__GIVEN REQUEST__
Report the number of lines that include "Ramusio", with no additional text.

__Data records__
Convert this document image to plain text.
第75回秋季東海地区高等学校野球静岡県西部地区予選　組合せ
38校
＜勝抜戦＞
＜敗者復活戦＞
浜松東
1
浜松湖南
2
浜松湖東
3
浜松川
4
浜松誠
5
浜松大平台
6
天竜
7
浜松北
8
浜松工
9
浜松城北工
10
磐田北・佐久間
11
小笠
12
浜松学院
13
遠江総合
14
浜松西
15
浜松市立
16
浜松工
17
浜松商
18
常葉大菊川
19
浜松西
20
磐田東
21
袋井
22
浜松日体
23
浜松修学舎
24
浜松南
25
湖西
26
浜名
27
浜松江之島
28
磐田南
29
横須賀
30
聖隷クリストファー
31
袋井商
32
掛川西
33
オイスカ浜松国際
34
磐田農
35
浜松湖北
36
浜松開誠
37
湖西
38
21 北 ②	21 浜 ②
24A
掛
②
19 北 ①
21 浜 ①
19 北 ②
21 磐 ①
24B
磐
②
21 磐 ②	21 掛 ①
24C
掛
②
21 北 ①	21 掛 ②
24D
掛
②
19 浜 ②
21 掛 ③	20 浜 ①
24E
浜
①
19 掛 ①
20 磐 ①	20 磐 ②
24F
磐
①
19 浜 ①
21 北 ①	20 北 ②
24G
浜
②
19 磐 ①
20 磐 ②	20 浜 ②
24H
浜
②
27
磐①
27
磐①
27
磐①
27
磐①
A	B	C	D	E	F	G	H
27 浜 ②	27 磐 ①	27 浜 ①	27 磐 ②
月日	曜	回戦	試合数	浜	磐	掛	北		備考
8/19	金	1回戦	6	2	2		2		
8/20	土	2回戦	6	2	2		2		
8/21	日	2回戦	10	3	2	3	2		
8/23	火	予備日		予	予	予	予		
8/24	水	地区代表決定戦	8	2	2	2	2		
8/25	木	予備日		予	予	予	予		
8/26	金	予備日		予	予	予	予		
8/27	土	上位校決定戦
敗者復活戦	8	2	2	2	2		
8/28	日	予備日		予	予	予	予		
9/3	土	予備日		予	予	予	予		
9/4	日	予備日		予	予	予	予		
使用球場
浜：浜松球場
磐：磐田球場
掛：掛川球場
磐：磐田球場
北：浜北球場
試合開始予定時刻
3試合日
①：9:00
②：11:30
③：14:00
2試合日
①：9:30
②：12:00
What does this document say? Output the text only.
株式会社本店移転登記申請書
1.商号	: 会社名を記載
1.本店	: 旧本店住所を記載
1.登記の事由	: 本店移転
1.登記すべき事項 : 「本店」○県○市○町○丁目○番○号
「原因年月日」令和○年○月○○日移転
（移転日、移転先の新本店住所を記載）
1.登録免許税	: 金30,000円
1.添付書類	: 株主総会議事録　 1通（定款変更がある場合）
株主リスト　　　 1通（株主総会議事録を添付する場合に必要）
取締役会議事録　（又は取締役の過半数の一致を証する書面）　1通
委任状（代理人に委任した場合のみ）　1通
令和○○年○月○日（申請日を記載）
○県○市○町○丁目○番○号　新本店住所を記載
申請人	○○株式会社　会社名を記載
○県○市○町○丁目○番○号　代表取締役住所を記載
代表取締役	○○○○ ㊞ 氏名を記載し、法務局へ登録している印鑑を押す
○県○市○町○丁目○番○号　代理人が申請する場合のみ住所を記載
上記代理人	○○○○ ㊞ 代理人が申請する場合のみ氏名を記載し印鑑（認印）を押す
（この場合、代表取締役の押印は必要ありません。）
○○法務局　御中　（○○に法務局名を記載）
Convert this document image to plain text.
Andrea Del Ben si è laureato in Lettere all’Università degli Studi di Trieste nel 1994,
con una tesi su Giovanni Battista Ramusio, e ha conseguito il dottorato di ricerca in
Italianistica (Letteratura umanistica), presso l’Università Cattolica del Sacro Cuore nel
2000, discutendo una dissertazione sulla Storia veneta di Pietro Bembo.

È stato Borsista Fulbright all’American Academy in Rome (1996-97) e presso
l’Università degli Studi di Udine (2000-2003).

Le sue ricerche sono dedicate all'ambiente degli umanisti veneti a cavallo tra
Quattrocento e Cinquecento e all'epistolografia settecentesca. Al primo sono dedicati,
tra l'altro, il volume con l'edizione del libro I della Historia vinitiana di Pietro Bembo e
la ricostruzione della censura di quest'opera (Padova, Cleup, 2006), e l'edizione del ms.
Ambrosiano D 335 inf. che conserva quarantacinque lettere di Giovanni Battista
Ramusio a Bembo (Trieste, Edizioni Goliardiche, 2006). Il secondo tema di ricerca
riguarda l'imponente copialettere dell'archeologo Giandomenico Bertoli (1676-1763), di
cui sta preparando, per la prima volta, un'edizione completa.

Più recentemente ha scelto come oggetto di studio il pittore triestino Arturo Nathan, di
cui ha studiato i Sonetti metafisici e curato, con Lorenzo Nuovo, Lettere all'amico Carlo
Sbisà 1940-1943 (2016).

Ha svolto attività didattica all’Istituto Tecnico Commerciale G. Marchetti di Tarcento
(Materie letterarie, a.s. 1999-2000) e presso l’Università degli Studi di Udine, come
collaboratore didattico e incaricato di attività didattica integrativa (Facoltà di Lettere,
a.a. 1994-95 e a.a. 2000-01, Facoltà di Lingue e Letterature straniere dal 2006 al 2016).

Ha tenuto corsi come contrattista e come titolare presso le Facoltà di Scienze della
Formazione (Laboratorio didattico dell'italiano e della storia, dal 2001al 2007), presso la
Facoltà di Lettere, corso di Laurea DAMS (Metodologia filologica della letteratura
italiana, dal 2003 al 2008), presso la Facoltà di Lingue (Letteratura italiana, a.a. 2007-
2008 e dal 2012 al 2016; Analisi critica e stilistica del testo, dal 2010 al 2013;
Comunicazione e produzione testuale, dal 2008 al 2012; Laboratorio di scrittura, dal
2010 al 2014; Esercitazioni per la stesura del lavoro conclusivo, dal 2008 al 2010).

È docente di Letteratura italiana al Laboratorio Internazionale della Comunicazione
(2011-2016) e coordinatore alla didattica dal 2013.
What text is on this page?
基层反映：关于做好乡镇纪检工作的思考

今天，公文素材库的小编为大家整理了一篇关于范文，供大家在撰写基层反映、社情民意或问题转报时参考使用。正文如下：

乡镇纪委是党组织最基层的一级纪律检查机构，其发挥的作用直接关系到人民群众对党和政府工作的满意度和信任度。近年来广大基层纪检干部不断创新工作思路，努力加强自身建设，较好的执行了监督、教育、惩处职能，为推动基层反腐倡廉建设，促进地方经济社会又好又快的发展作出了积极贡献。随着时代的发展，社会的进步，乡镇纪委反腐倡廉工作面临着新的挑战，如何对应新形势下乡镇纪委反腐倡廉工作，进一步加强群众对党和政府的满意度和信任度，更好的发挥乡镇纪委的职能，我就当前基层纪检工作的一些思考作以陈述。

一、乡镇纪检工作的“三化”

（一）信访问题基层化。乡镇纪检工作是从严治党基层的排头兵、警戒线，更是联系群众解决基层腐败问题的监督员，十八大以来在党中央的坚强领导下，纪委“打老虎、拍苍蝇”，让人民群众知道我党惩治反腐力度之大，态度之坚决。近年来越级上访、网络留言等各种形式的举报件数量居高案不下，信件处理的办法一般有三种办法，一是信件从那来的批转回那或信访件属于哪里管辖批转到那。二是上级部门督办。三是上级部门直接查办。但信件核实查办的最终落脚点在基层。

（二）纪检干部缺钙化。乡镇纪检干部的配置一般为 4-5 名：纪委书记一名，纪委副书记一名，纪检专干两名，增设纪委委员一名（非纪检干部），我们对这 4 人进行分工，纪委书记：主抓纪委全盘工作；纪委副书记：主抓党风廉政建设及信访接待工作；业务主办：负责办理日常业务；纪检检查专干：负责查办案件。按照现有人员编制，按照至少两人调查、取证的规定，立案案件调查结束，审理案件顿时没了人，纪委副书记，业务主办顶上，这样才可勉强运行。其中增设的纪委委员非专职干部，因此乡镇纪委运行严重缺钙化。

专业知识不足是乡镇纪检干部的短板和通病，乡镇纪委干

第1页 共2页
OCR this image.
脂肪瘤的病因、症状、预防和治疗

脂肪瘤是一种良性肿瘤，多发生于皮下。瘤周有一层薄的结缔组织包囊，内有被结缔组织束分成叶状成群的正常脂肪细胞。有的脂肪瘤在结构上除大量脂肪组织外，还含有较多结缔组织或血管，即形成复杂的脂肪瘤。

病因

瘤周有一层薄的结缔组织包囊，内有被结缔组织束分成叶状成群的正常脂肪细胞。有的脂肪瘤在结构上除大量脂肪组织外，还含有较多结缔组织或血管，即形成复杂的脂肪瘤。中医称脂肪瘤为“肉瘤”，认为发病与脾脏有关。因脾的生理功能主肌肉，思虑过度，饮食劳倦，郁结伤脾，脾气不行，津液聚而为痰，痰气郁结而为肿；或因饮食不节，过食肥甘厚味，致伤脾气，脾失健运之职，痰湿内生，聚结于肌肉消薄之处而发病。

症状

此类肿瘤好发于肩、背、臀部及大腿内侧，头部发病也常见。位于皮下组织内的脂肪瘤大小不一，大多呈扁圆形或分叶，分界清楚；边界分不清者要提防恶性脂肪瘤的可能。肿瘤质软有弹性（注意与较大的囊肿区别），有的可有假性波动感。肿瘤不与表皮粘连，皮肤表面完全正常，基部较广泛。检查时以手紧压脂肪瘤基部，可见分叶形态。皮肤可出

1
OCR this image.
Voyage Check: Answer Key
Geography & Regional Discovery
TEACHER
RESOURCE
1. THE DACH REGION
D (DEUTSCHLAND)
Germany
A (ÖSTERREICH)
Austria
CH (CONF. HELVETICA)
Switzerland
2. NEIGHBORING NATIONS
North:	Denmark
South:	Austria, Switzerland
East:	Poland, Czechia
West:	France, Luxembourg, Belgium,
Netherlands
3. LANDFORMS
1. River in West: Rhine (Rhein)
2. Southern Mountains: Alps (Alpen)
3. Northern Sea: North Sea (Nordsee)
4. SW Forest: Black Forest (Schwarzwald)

__FULL SOLUTION__
2